# Your instructions:
Rewrite the rows below, substituting "choice-letter" for every "option-letter" and keeping everything else the same.

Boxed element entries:
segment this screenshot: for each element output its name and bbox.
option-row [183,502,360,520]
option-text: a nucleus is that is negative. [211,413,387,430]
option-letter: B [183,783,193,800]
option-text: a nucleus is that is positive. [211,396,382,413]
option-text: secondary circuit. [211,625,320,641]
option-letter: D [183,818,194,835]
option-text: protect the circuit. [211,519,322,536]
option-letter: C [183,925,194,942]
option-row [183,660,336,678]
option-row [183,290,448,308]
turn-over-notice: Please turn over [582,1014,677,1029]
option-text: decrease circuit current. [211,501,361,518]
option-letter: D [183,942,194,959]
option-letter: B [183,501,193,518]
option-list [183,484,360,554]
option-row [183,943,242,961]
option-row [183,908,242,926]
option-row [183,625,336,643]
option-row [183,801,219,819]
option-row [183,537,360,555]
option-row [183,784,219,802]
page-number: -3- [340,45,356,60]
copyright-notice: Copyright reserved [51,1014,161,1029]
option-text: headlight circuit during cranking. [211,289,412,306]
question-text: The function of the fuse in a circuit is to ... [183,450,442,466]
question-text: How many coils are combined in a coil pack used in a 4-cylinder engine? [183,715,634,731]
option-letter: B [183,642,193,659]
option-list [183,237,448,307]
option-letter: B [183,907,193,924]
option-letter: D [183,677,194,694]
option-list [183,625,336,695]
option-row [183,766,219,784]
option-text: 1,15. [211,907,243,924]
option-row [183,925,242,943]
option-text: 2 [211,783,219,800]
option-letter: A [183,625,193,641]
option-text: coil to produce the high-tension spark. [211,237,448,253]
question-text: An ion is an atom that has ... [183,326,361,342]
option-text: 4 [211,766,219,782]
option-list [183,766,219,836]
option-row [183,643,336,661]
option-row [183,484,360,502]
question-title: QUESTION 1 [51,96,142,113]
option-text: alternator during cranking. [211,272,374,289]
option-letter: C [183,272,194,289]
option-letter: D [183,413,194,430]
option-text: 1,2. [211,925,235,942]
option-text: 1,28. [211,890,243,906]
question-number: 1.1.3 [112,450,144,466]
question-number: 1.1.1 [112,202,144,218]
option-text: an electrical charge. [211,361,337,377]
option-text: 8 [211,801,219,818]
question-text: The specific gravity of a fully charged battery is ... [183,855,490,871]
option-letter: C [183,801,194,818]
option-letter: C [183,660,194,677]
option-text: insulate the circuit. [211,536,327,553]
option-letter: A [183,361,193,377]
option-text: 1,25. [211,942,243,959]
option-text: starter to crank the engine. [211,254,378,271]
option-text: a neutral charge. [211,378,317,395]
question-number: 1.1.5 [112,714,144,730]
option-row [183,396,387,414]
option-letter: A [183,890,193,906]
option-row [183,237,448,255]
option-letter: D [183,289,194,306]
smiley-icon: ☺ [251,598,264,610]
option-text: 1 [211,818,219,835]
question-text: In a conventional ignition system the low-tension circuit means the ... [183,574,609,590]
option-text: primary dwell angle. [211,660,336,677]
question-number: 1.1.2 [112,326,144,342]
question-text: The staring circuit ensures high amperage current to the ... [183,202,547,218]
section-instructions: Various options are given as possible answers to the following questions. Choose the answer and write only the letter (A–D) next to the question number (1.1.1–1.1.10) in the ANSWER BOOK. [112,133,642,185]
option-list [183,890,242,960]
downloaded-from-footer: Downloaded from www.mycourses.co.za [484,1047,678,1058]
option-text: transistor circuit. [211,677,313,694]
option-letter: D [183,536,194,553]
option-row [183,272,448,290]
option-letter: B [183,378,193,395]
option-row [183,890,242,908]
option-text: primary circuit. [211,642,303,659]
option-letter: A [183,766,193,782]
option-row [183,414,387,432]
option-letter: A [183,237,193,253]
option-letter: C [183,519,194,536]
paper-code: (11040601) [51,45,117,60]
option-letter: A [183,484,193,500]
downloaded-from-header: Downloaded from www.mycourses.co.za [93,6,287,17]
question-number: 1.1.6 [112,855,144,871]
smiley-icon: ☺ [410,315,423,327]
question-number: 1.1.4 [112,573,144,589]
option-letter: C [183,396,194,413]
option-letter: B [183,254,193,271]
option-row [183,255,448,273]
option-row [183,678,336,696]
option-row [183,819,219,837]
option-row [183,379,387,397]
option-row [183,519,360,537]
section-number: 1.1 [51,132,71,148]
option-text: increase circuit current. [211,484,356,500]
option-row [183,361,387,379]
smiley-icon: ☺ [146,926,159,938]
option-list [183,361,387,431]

# Solution for this exercise:
segment this screenshot: for each element output its name and bbox.
option-row [183,502,360,520]
option-text: a nucleus is that is negative. [211,413,387,430]
choice-letter: B [183,783,193,800]
option-text: a nucleus is that is positive. [211,396,382,413]
option-text: secondary circuit. [211,625,320,641]
choice-letter: D [183,818,194,835]
option-text: protect the circuit. [211,519,322,536]
choice-letter: C [183,925,194,942]
option-row [183,660,336,678]
option-row [183,290,448,308]
turn-over-notice: Please turn over [582,1014,677,1029]
option-text: decrease circuit current. [211,501,361,518]
choice-letter: D [183,942,194,959]
choice-letter: B [183,501,193,518]
option-list [183,484,360,554]
option-row [183,943,242,961]
option-row [183,908,242,926]
option-row [183,625,336,643]
option-row [183,801,219,819]
option-row [183,537,360,555]
option-row [183,784,219,802]
page-number: -3- [340,45,356,60]
copyright-notice: Copyright reserved [51,1014,161,1029]
option-text: headlight circuit during cranking. [211,289,412,306]
question-text: The function of the fuse in a circuit is to ... [183,450,442,466]
question-text: How many coils are combined in a coil pack used in a 4-cylinder engine? [183,715,634,731]
choice-letter: B [183,642,193,659]
option-list [183,237,448,307]
choice-letter: B [183,907,193,924]
choice-letter: D [183,677,194,694]
option-list [183,625,336,695]
option-row [183,766,219,784]
option-text: 1,15. [211,907,243,924]
option-row [183,925,242,943]
option-text: 2 [211,783,219,800]
choice-letter: A [183,625,193,641]
option-text: coil to produce the high-tension spark. [211,237,448,253]
question-text: An ion is an atom that has ... [183,326,361,342]
option-text: 4 [211,766,219,782]
option-list [183,766,219,836]
option-row [183,643,336,661]
option-row [183,484,360,502]
question-title: QUESTION 1 [51,96,142,113]
option-text: alternator during cranking. [211,272,374,289]
choice-letter: C [183,272,194,289]
choice-letter: D [183,413,194,430]
option-text: 1,2. [211,925,235,942]
option-text: 1,28. [211,890,243,906]
question-number: 1.1.3 [112,450,144,466]
question-number: 1.1.1 [112,202,144,218]
option-text: an electrical charge. [211,361,337,377]
option-text: 8 [211,801,219,818]
question-text: The specific gravity of a fully charged battery is ... [183,855,490,871]
choice-letter: C [183,801,194,818]
choice-letter: C [183,660,194,677]
option-text: insulate the circuit. [211,536,327,553]
choice-letter: A [183,361,193,377]
option-text: 1,25. [211,942,243,959]
option-text: starter to crank the engine. [211,254,378,271]
option-text: a neutral charge. [211,378,317,395]
question-number: 1.1.5 [112,714,144,730]
option-row [183,396,387,414]
choice-letter: A [183,890,193,906]
option-row [183,237,448,255]
choice-letter: D [183,289,194,306]
smiley-icon: ☺ [251,598,264,610]
option-text: 1 [211,818,219,835]
question-text: In a conventional ignition system the low-tension circuit means the ... [183,574,609,590]
option-text: primary dwell angle. [211,660,336,677]
question-number: 1.1.2 [112,326,144,342]
question-text: The staring circuit ensures high amperage current to the ... [183,202,547,218]
section-instructions: Various options are given as possible answers to the following questions. Choose the answer and write only the letter (A–D) next to the question number (1.1.1–1.1.10) in the ANSWER BOOK. [112,133,642,185]
option-list [183,890,242,960]
downloaded-from-footer: Downloaded from www.mycourses.co.za [484,1047,678,1058]
option-text: transistor circuit. [211,677,313,694]
choice-letter: D [183,536,194,553]
option-row [183,272,448,290]
choice-letter: B [183,378,193,395]
option-row [183,890,242,908]
option-text: primary circuit. [211,642,303,659]
choice-letter: A [183,766,193,782]
option-row [183,414,387,432]
choice-letter: A [183,237,193,253]
choice-letter: C [183,519,194,536]
paper-code: (11040601) [51,45,117,60]
choice-letter: A [183,484,193,500]
downloaded-from-header: Downloaded from www.mycourses.co.za [93,6,287,17]
question-number: 1.1.6 [112,855,144,871]
smiley-icon: ☺ [410,315,423,327]
question-number: 1.1.4 [112,573,144,589]
choice-letter: C [183,396,194,413]
choice-letter: B [183,254,193,271]
option-row [183,255,448,273]
option-row [183,678,336,696]
option-row [183,819,219,837]
option-row [183,379,387,397]
option-row [183,519,360,537]
section-number: 1.1 [51,132,71,148]
option-text: increase circuit current. [211,484,356,500]
option-row [183,361,387,379]
smiley-icon: ☺ [146,926,159,938]
option-list [183,361,387,431]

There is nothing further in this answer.